Begin RECORDED DATA

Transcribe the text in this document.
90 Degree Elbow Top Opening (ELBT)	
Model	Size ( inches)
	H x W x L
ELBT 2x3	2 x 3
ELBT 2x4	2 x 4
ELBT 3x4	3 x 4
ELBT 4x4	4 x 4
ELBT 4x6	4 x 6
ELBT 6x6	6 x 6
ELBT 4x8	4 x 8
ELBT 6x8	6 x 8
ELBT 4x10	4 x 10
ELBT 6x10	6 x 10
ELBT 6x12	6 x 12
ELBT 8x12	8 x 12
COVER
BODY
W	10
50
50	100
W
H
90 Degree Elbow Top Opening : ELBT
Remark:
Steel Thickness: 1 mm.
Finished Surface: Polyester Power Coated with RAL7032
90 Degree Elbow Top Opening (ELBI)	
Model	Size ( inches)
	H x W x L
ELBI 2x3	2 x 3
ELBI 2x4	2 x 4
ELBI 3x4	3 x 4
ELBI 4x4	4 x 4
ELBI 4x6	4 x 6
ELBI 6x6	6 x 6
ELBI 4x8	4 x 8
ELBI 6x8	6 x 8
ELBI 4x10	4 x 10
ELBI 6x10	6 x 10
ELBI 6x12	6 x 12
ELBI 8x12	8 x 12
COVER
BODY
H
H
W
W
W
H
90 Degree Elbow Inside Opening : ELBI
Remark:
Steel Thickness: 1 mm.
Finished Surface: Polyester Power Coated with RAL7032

End RECORDED DATA

EXERCISE AIM
Write out all records exactly, keeping every detail.

CORRECT ANSWER
Transcribe the text in this document.
90 Degree Elbow Top Opening (ELBT)	
Model	Size ( inches)
	H x W x L
ELBT 2x3	2 x 3
ELBT 2x4	2 x 4
ELBT 3x4	3 x 4
ELBT 4x4	4 x 4
ELBT 4x6	4 x 6
ELBT 6x6	6 x 6
ELBT 4x8	4 x 8
ELBT 6x8	6 x 8
ELBT 4x10	4 x 10
ELBT 6x10	6 x 10
ELBT 6x12	6 x 12
ELBT 8x12	8 x 12
COVER
BODY
W	10
50
50	100
W
H
90 Degree Elbow Top Opening : ELBT
Remark:
Steel Thickness: 1 mm.
Finished Surface: Polyester Power Coated with RAL7032
90 Degree Elbow Top Opening (ELBI)	
Model	Size ( inches)
	H x W x L
ELBI 2x3	2 x 3
ELBI 2x4	2 x 4
ELBI 3x4	3 x 4
ELBI 4x4	4 x 4
ELBI 4x6	4 x 6
ELBI 6x6	6 x 6
ELBI 4x8	4 x 8
ELBI 6x8	6 x 8
ELBI 4x10	4 x 10
ELBI 6x10	6 x 10
ELBI 6x12	6 x 12
ELBI 8x12	8 x 12
COVER
BODY
H
H
W
W
W
H
90 Degree Elbow Inside Opening : ELBI
Remark:
Steel Thickness: 1 mm.
Finished Surface: Polyester Power Coated with RAL7032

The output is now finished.